AVAILABLE RECORDS:
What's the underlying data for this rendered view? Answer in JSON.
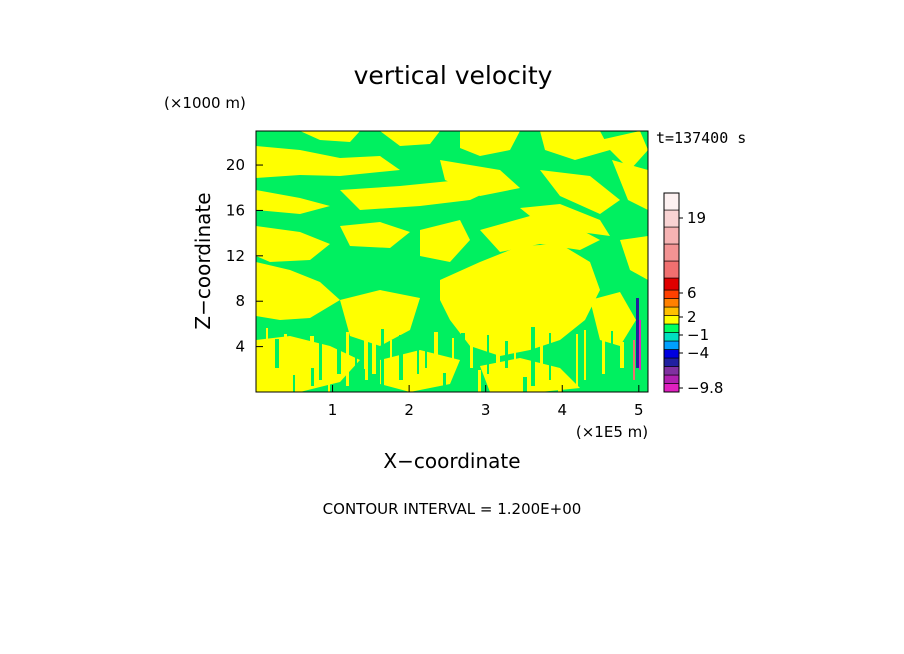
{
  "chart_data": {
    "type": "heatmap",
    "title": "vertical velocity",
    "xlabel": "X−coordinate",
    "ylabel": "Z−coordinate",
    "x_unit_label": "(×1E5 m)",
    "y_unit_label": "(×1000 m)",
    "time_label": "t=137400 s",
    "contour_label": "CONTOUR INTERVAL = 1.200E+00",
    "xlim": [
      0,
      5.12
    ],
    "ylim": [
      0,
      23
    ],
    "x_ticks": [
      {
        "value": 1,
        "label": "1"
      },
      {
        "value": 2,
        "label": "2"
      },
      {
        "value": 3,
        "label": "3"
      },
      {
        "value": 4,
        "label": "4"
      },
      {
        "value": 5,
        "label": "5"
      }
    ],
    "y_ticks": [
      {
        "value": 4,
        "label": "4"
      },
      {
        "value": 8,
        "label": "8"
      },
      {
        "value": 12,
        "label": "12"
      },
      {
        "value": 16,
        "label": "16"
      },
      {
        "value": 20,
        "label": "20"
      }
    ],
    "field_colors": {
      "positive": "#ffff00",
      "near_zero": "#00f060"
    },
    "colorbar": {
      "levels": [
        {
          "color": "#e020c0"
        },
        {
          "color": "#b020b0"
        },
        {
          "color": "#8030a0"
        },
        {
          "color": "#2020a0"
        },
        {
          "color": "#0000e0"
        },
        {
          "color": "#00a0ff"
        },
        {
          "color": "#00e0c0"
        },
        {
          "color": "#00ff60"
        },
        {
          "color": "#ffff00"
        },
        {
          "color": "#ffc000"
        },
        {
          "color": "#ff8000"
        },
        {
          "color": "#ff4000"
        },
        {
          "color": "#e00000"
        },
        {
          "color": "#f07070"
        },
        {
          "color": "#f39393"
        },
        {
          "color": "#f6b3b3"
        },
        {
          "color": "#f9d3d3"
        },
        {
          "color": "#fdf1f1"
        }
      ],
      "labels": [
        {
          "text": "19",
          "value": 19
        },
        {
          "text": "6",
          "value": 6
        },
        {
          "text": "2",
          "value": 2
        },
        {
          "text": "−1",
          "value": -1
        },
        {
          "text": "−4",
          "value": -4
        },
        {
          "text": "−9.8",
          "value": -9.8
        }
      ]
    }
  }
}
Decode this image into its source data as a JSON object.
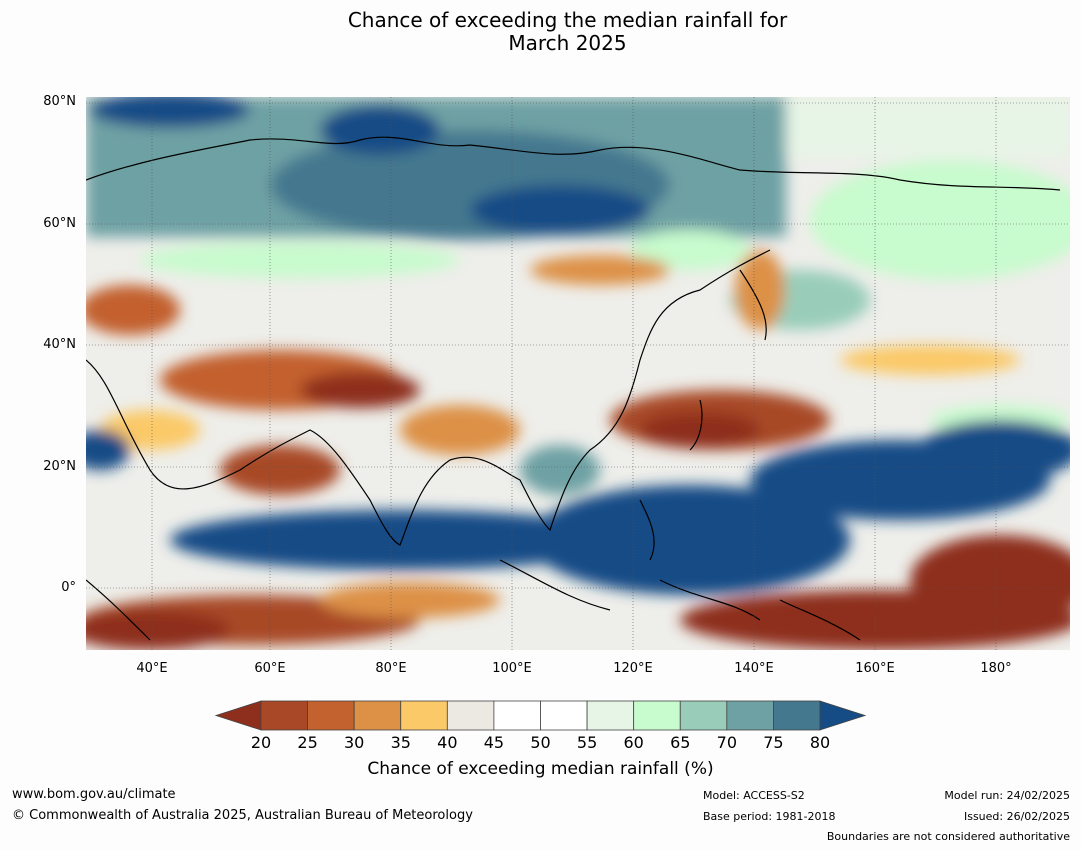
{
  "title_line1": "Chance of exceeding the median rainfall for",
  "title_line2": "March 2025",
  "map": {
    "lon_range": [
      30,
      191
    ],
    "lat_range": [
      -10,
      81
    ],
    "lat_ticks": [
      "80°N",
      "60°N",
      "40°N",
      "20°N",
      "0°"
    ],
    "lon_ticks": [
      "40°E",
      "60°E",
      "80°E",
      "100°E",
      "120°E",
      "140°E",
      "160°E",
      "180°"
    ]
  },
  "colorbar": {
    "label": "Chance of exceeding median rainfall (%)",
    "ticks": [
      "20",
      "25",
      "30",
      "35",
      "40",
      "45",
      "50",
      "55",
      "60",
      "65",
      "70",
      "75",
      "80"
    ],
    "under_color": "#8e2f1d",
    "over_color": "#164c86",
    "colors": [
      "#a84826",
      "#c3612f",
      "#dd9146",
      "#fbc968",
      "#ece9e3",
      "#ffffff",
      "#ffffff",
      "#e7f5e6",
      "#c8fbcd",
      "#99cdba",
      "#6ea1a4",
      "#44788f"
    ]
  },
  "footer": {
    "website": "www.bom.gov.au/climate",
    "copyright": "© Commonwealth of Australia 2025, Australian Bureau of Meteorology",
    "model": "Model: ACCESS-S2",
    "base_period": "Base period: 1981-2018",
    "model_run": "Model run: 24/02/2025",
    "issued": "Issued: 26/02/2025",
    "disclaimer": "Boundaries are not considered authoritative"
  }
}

GIVEN INSTRUCTION:
Copy each line holding the word "median" from the listing above.

RESULT:
  "title_line1": "Chance of exceeding the median rainfall for",
    "label": "Chance of exceeding median rainfall (%)",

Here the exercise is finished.